**TASK DETAILS**. Within the records that follow, find every line containing the string "caption". Copy those lines.

**RECORDS TO PROCESS**.
#####

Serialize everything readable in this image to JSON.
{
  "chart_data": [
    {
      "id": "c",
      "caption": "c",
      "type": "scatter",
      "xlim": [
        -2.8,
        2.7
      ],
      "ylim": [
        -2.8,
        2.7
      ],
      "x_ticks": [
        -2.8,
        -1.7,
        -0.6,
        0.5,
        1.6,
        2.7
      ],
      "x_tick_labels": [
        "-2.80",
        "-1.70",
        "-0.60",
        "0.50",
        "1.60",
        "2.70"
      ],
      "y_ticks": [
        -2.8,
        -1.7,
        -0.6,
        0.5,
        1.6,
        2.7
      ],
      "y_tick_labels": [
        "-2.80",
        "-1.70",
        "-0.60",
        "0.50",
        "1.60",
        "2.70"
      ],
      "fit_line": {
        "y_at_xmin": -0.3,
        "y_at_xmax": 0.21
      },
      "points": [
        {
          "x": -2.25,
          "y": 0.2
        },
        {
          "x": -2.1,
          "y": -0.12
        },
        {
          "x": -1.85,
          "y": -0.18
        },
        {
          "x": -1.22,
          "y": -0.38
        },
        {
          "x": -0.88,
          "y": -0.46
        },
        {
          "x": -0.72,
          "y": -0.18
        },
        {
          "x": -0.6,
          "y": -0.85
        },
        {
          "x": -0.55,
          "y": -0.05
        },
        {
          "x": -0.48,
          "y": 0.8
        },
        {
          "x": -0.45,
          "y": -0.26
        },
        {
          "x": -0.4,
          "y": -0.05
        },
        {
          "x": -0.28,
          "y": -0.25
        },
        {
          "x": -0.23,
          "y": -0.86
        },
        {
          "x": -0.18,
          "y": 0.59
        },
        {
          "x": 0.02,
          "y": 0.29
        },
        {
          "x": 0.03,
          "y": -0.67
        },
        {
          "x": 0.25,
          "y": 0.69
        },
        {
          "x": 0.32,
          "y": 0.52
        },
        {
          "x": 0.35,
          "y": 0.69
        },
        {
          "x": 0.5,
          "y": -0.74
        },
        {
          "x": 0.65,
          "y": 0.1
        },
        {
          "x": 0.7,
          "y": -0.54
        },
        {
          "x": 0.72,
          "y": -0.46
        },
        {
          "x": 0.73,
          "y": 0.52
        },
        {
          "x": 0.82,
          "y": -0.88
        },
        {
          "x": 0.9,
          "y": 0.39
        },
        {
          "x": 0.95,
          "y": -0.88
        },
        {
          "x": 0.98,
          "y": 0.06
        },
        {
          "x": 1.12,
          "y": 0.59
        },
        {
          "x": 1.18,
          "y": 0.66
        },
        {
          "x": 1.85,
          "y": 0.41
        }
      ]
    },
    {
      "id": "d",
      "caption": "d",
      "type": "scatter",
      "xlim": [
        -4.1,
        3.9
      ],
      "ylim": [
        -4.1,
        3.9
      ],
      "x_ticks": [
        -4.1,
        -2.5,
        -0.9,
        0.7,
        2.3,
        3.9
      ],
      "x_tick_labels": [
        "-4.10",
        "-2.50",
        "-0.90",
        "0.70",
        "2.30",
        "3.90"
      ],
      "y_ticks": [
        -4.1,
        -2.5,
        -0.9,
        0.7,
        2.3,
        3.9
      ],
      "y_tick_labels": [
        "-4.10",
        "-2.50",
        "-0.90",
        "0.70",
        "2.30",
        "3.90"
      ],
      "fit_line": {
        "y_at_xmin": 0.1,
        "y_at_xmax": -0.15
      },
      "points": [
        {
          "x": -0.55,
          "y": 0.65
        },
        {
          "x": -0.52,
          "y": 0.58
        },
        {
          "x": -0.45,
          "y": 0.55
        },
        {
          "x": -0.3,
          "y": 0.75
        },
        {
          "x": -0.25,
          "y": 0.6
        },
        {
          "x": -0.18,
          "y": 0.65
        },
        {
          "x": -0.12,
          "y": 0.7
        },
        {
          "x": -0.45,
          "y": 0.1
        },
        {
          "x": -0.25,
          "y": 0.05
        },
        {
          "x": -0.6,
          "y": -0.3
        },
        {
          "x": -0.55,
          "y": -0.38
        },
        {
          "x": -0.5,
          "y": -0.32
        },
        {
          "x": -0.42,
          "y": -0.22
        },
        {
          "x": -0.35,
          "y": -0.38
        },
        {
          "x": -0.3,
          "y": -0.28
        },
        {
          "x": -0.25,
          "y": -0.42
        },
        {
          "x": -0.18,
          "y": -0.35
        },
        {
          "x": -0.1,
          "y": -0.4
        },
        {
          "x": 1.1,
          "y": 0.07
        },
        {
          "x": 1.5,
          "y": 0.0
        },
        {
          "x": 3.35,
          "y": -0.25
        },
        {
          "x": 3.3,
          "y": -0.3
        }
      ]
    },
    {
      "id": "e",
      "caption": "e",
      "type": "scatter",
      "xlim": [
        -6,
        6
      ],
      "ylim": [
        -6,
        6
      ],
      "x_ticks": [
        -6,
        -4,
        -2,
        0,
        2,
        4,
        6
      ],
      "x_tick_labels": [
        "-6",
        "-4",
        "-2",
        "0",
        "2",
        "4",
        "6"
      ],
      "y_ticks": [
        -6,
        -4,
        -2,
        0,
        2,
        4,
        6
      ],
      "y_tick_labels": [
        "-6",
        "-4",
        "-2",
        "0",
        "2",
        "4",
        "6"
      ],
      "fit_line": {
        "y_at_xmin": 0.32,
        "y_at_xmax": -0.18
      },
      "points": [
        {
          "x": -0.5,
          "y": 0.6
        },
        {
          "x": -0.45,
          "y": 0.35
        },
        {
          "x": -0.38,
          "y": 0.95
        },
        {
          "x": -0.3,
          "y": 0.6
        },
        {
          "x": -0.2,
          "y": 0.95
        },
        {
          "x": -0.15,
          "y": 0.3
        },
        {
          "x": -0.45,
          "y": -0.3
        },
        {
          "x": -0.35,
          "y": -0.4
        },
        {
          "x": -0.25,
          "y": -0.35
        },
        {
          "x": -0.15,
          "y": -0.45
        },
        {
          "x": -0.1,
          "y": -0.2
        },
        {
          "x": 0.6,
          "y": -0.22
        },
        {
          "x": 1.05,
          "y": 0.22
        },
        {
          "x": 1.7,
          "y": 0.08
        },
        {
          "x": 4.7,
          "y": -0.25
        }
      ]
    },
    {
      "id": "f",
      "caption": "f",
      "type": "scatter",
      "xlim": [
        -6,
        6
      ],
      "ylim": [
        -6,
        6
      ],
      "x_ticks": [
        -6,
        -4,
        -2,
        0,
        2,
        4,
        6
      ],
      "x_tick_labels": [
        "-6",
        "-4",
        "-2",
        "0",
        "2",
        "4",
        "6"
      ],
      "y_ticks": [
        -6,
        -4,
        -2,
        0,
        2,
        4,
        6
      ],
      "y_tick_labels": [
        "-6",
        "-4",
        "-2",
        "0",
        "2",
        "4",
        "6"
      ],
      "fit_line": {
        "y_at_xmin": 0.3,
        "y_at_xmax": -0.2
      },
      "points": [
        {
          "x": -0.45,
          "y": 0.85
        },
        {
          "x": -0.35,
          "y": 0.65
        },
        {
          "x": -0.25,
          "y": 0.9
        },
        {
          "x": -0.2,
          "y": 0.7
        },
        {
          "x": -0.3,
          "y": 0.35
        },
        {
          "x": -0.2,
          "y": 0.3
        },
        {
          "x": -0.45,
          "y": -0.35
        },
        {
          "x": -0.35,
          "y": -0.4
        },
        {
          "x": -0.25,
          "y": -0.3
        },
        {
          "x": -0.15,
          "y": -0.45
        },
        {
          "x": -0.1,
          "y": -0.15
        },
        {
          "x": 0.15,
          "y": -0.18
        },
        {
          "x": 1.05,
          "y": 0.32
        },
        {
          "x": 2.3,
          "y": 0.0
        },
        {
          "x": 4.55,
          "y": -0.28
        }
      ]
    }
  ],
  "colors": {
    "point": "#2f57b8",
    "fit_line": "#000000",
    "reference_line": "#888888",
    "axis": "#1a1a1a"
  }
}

#####

**RESULT OF THIS EXERCISE**.
      "caption": "c",
      "caption": "d",
      "caption": "e",
      "caption": "f",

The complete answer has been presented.